EXERCISE DIRECTIONS: Please give the number of lines in the entries below that hold "Results", with no other words.

[[ RECORDS FOR THE EXERCISE, beginning ]]

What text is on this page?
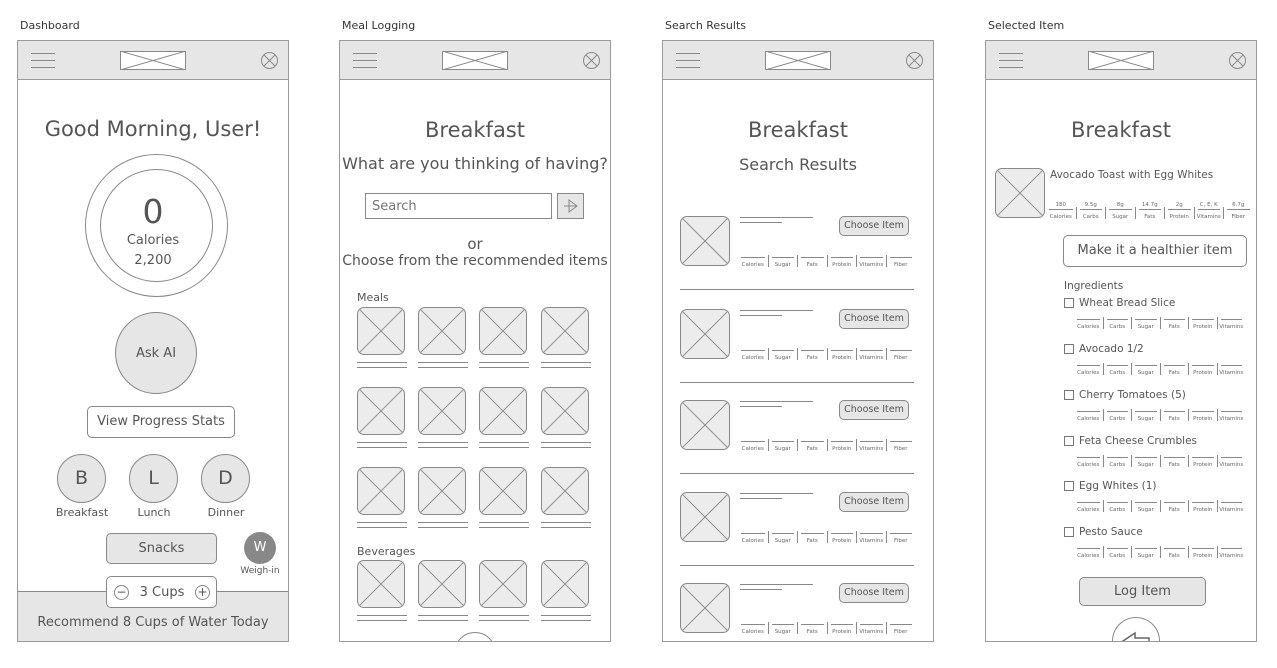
Dashboard	Meal Logging	Search Results	Selected Item
Good Morning, User!
0
Calories
2,200
Ask AI
View Progress Stats
B
Breakfast
L
Lunch
D
Dinner
Snacks	W
Weigh-in
Recommend 8 Cups of Water Today
−	3 Cups	+
Breakfast
What are you thinking of having?
Search
or
Choose from the recommended items
Meals
Beverages
Breakfast
Search Results
Choose Item
Calories	Sugar	Fats	Protein	Vitamins	Fiber
Choose Item
Calories	Sugar	Fats	Protein	Vitamins	Fiber
Choose Item
Calories	Sugar	Fats	Protein	Vitamins	Fiber
Choose Item
Calories	Sugar	Fats	Protein	Vitamins	Fiber
Choose Item
Calories	Sugar	Fats	Protein	Vitamins	Fiber
Breakfast
Avocado Toast with Egg Whites
180
Calories
9.5g
Carbs
8g
Sugar
14.7g
Fats
2g
Protein
C, E, K
Vitamins
6.7g
Fiber
Make it a healthier item
Ingredients
Wheat Bread Slice
Calories	Carbs	Sugar	Fats	Protein	Vitamins
Avocado 1/2
Calories	Carbs	Sugar	Fats	Protein	Vitamins
Cherry Tomatoes (5)
Calories	Carbs	Sugar	Fats	Protein	Vitamins
Feta Cheese Crumbles
Calories	Carbs	Sugar	Fats	Protein	Vitamins
Egg Whites (1)
Calories	Carbs	Sugar	Fats	Protein	Vitamins
Pesto Sauce
Calories	Carbs	Sugar	Fats	Protein	Vitamins
Log Item
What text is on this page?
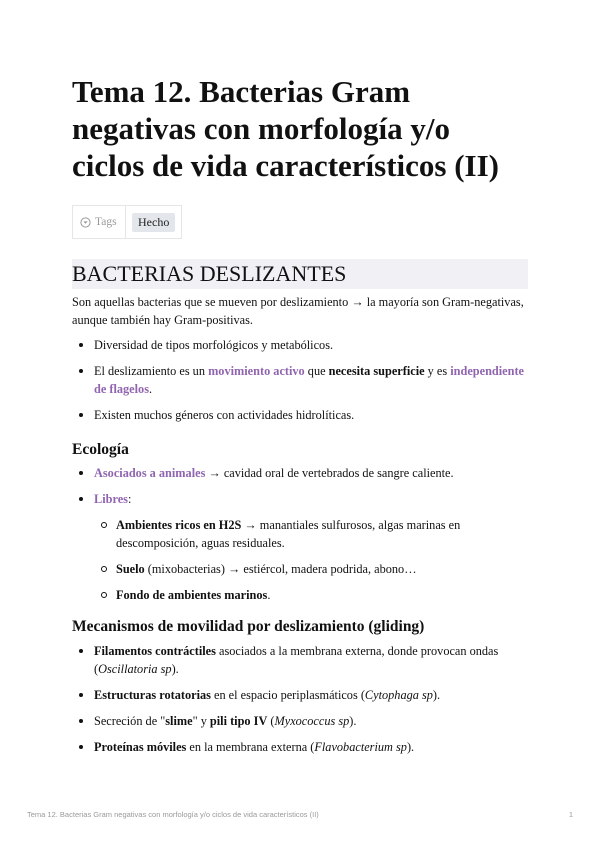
Tema 12. Bacterias Gram negativas con morfología y/o ciclos de vida característicos (II)
Tags	Hecho
BACTERIAS DESLIZANTES

Son aquellas bacterias que se mueven por deslizamiento → la mayoría son Gram-negativas, aunque también hay Gram-positivas.

Diversidad de tipos morfológicos y metabólicos.
El deslizamiento es un movimiento activo que necesita superficie y es independiente de flagelos.
Existen muchos géneros con actividades hidrolíticas.
Ecología
Asociados a animales → cavidad oral de vertebrados de sangre caliente.
Libres:
Ambientes ricos en H2S → manantiales sulfurosos, algas marinas en descomposición, aguas residuales.
Suelo (mixobacterias) → estiércol, madera podrida, abono…
Fondo de ambientes marinos.
Mecanismos de movilidad por deslizamiento (gliding)
Filamentos contráctiles asociados a la membrana externa, donde provocan ondas (Oscillatoria sp).
Estructuras rotatorias en el espacio periplasmáticos (Cytophaga sp).
Secreción de "slime" y pili tipo IV (Myxococcus sp).
Proteínas móviles en la membrana externa (Flavobacterium sp).
Tema 12. Bacterias Gram negativas con morfología y/o ciclos de vida característicos (II)	1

[[ RECORDS FOR THE EXERCISE, end ]]

EXERCISE RESULT: 2